**The task:**
Repeat every line below exactly, word for word.

**Listed records:**
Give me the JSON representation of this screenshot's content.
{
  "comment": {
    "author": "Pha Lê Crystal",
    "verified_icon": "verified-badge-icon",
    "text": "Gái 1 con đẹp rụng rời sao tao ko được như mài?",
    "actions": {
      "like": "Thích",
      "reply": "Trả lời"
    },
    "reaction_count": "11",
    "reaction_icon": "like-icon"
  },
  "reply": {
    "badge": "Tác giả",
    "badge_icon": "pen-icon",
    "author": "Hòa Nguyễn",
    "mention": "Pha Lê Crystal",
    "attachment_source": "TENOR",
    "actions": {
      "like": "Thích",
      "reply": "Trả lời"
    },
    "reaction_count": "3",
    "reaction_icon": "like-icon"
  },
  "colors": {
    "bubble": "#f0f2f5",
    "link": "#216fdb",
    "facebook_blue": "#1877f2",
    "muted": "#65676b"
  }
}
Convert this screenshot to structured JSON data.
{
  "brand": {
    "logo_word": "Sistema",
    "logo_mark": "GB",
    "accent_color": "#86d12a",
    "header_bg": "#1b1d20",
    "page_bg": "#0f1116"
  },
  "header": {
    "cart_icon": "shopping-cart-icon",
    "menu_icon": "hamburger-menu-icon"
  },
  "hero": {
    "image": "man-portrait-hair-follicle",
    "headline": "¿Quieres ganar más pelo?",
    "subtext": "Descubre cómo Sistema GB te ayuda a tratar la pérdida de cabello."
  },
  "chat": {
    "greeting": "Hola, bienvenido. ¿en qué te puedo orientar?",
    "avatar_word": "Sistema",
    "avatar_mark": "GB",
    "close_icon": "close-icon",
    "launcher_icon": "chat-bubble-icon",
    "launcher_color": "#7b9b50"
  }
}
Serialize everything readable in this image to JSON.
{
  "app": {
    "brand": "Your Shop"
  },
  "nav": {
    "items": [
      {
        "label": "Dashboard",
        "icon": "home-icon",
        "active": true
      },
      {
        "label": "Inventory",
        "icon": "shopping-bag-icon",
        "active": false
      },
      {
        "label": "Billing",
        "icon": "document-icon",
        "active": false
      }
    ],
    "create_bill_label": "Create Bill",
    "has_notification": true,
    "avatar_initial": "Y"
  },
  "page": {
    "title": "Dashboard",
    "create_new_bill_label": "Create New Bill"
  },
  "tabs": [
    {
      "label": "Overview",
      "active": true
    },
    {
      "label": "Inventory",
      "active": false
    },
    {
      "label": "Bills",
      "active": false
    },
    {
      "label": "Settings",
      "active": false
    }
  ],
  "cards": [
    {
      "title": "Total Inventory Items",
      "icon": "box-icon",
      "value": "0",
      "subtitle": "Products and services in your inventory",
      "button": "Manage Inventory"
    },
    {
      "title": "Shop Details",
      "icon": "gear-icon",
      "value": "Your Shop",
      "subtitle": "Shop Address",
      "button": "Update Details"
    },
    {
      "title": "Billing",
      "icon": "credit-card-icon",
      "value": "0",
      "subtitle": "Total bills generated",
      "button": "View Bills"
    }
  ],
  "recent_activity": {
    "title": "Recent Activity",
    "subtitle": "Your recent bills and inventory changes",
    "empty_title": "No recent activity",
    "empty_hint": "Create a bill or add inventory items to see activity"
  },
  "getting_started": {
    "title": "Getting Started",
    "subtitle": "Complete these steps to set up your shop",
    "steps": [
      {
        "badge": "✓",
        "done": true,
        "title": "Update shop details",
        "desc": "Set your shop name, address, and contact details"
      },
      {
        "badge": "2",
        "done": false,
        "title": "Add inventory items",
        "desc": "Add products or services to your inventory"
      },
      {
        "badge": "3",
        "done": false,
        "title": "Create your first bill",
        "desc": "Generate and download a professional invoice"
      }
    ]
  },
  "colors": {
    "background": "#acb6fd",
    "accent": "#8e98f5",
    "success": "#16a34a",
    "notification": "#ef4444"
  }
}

**Result for this task:**
Give me the JSON representation of this screenshot's content.
{
  "comment": {
    "author": "Pha Lê Crystal",
    "verified_icon": "verified-badge-icon",
    "text": "Gái 1 con đẹp rụng rời sao tao ko được như mài?",
    "actions": {
      "like": "Thích",
      "reply": "Trả lời"
    },
    "reaction_count": "11",
    "reaction_icon": "like-icon"
  },
  "reply": {
    "badge": "Tác giả",
    "badge_icon": "pen-icon",
    "author": "Hòa Nguyễn",
    "mention": "Pha Lê Crystal",
    "attachment_source": "TENOR",
    "actions": {
      "like": "Thích",
      "reply": "Trả lời"
    },
    "reaction_count": "3",
    "reaction_icon": "like-icon"
  },
  "colors": {
    "bubble": "#f0f2f5",
    "link": "#216fdb",
    "facebook_blue": "#1877f2",
    "muted": "#65676b"
  }
}
Convert this screenshot to structured JSON data.
{
  "brand": {
    "logo_word": "Sistema",
    "logo_mark": "GB",
    "accent_color": "#86d12a",
    "header_bg": "#1b1d20",
    "page_bg": "#0f1116"
  },
  "header": {
    "cart_icon": "shopping-cart-icon",
    "menu_icon": "hamburger-menu-icon"
  },
  "hero": {
    "image": "man-portrait-hair-follicle",
    "headline": "¿Quieres ganar más pelo?",
    "subtext": "Descubre cómo Sistema GB te ayuda a tratar la pérdida de cabello."
  },
  "chat": {
    "greeting": "Hola, bienvenido. ¿en qué te puedo orientar?",
    "avatar_word": "Sistema",
    "avatar_mark": "GB",
    "close_icon": "close-icon",
    "launcher_icon": "chat-bubble-icon",
    "launcher_color": "#7b9b50"
  }
}
Serialize everything readable in this image to JSON.
{
  "app": {
    "brand": "Your Shop"
  },
  "nav": {
    "items": [
      {
        "label": "Dashboard",
        "icon": "home-icon",
        "active": true
      },
      {
        "label": "Inventory",
        "icon": "shopping-bag-icon",
        "active": false
      },
      {
        "label": "Billing",
        "icon": "document-icon",
        "active": false
      }
    ],
    "create_bill_label": "Create Bill",
    "has_notification": true,
    "avatar_initial": "Y"
  },
  "page": {
    "title": "Dashboard",
    "create_new_bill_label": "Create New Bill"
  },
  "tabs": [
    {
      "label": "Overview",
      "active": true
    },
    {
      "label": "Inventory",
      "active": false
    },
    {
      "label": "Bills",
      "active": false
    },
    {
      "label": "Settings",
      "active": false
    }
  ],
  "cards": [
    {
      "title": "Total Inventory Items",
      "icon": "box-icon",
      "value": "0",
      "subtitle": "Products and services in your inventory",
      "button": "Manage Inventory"
    },
    {
      "title": "Shop Details",
      "icon": "gear-icon",
      "value": "Your Shop",
      "subtitle": "Shop Address",
      "button": "Update Details"
    },
    {
      "title": "Billing",
      "icon": "credit-card-icon",
      "value": "0",
      "subtitle": "Total bills generated",
      "button": "View Bills"
    }
  ],
  "recent_activity": {
    "title": "Recent Activity",
    "subtitle": "Your recent bills and inventory changes",
    "empty_title": "No recent activity",
    "empty_hint": "Create a bill or add inventory items to see activity"
  },
  "getting_started": {
    "title": "Getting Started",
    "subtitle": "Complete these steps to set up your shop",
    "steps": [
      {
        "badge": "✓",
        "done": true,
        "title": "Update shop details",
        "desc": "Set your shop name, address, and contact details"
      },
      {
        "badge": "2",
        "done": false,
        "title": "Add inventory items",
        "desc": "Add products or services to your inventory"
      },
      {
        "badge": "3",
        "done": false,
        "title": "Create your first bill",
        "desc": "Generate and download a professional invoice"
      }
    ]
  },
  "colors": {
    "background": "#acb6fd",
    "accent": "#8e98f5",
    "success": "#16a34a",
    "notification": "#ef4444"
  }
}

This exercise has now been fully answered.